## Given problem
Each line of the listing that contains the word "переменных" is to be copied.

## Extracted records

◆ ◆ ◆ ◆ ◆ ◆ ◆

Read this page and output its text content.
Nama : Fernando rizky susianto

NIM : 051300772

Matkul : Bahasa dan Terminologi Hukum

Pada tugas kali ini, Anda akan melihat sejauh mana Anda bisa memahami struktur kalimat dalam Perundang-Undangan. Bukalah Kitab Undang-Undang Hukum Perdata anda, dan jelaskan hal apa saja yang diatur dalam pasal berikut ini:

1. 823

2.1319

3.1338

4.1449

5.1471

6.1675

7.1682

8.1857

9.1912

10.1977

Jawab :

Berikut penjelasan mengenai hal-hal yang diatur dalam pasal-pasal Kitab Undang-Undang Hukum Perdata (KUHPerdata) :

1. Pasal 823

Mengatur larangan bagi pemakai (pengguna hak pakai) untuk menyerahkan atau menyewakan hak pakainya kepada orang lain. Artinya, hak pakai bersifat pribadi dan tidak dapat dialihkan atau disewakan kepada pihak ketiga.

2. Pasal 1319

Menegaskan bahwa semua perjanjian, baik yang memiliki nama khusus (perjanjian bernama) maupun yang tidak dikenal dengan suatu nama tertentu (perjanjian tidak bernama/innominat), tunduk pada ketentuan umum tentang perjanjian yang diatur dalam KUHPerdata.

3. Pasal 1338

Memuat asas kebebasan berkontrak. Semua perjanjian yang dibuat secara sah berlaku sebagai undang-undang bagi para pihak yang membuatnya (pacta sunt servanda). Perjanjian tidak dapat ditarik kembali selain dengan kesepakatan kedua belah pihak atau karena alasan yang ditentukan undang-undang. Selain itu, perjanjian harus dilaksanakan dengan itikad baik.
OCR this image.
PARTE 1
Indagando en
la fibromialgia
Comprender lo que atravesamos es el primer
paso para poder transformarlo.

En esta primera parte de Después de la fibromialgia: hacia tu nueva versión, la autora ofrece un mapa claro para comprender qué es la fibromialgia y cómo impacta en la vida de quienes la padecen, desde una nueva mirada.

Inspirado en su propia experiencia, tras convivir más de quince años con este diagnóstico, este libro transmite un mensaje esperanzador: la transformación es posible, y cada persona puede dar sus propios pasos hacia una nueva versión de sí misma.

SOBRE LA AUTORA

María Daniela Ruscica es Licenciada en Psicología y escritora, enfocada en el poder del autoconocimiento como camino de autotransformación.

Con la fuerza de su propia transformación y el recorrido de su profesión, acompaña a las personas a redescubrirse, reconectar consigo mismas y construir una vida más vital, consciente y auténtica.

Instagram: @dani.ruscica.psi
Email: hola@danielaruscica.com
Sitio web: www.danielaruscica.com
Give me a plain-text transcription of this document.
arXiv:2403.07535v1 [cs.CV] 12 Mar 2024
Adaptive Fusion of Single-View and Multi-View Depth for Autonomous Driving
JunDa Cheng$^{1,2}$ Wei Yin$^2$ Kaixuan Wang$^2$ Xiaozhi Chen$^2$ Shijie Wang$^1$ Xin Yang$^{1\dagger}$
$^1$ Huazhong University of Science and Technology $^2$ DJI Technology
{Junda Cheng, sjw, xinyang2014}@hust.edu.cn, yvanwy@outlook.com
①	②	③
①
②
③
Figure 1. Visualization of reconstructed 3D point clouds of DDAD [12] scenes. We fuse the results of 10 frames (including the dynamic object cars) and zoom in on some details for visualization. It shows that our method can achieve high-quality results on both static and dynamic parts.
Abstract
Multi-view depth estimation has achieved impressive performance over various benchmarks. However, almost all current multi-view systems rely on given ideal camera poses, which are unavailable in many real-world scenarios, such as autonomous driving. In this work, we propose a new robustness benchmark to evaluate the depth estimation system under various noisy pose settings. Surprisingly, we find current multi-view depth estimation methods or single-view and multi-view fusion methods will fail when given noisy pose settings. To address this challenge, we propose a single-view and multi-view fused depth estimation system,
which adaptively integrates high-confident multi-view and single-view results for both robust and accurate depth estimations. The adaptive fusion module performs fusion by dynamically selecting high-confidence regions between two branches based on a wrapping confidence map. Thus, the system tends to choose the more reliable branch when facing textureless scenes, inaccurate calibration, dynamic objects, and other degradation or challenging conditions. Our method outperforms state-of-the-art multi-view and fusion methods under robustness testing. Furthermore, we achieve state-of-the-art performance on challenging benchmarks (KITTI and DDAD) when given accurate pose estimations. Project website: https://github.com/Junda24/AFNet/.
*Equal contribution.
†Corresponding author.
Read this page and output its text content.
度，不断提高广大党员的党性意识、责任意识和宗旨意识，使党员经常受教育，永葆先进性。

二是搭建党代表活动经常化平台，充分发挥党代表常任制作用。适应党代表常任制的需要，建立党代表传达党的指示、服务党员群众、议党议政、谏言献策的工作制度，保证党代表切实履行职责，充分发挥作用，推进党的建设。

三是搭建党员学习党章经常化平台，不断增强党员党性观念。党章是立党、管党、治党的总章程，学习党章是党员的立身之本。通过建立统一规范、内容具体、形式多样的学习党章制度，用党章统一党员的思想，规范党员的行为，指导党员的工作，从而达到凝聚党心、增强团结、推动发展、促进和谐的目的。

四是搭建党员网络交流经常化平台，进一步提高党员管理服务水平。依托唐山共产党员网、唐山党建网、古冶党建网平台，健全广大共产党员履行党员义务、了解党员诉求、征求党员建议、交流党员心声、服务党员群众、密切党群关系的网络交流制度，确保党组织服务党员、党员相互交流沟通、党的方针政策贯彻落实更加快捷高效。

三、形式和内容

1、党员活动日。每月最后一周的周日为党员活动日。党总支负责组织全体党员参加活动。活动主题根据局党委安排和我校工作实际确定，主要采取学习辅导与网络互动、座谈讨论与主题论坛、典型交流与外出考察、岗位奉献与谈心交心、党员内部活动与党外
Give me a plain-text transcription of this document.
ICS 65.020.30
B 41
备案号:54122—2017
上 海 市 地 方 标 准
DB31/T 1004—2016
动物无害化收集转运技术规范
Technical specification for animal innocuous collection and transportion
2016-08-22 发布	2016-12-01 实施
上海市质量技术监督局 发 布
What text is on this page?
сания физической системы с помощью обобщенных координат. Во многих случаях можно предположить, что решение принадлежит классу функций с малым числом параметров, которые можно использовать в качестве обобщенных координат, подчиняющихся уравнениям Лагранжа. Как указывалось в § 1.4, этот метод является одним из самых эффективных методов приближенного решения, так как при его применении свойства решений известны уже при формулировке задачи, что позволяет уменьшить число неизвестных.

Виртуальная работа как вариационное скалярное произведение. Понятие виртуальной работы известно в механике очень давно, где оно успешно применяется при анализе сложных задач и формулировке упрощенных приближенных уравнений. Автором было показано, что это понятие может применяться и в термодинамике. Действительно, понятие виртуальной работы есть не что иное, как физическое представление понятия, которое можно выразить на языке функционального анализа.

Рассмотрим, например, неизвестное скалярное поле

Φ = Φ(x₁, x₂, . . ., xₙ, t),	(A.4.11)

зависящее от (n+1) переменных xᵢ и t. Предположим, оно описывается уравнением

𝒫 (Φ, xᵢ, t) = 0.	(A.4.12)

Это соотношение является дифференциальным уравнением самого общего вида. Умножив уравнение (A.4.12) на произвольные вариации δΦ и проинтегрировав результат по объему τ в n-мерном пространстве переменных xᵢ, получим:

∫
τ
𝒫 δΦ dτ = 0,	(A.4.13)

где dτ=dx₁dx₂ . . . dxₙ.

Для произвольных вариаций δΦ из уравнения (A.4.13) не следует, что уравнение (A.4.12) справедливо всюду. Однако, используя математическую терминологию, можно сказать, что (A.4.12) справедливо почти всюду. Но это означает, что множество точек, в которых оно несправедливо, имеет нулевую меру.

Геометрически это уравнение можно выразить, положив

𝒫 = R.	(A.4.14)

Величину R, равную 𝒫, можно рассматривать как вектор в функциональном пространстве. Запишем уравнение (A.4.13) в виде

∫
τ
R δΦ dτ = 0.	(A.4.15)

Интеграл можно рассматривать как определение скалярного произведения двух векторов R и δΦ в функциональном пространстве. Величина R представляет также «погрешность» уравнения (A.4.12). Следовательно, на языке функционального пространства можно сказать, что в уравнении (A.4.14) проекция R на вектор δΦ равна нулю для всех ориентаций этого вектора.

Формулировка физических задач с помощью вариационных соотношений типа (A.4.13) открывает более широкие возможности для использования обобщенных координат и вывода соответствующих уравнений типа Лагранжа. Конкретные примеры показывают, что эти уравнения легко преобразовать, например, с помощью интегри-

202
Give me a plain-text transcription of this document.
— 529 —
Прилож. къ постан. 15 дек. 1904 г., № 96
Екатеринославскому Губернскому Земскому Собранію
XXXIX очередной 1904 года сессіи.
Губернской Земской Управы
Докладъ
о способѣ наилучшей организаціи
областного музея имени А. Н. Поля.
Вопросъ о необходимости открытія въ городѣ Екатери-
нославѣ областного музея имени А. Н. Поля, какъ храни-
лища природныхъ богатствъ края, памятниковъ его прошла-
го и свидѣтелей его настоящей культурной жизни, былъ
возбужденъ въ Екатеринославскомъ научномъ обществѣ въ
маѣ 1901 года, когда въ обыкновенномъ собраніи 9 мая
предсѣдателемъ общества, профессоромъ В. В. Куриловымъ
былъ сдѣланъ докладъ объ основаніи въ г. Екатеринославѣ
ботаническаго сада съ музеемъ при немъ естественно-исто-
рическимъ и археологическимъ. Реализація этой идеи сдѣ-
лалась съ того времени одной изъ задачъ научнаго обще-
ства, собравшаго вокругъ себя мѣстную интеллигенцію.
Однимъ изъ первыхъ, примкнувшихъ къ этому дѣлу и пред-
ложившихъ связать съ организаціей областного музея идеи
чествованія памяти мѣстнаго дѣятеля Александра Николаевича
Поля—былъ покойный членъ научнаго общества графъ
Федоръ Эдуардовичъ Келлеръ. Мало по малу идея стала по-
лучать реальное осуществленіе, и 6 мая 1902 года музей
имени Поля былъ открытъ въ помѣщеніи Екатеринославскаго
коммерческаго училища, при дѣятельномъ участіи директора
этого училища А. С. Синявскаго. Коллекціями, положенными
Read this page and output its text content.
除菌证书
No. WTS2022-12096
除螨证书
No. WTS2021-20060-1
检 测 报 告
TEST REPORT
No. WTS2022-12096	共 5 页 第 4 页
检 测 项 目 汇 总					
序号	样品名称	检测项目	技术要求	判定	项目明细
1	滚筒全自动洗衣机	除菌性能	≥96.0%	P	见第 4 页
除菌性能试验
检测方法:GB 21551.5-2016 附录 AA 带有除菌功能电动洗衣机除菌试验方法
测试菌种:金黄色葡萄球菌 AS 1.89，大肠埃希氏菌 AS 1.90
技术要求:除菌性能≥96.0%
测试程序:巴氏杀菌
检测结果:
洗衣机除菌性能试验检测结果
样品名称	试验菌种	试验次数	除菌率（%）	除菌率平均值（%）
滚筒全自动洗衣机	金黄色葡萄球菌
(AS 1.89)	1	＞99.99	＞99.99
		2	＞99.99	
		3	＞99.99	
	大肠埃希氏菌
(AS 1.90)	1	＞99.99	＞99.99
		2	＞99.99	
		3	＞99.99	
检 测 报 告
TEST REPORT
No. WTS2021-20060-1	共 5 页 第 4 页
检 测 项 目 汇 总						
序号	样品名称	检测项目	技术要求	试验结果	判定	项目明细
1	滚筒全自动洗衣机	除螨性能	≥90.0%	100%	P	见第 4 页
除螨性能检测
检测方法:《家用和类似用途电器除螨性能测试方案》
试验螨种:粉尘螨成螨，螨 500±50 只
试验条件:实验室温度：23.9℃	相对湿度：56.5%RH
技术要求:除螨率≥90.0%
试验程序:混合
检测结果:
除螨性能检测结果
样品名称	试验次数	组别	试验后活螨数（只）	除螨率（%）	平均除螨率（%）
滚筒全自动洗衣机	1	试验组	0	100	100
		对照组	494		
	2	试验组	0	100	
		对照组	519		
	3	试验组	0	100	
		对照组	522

◆ ◆ ◆ ◆ ◆ ◆ ◆

## Correct response
зависящее от (n+1) переменных xᵢ и t. Предположим, оно описывается уравнением
Это соотношение является дифференциальным уравнением самого общего вида. Умножив уравнение (A.4.12) на произвольные вариации δΦ и проинтегрировав результат по объему τ в n-мерном пространстве переменных xᵢ, получим:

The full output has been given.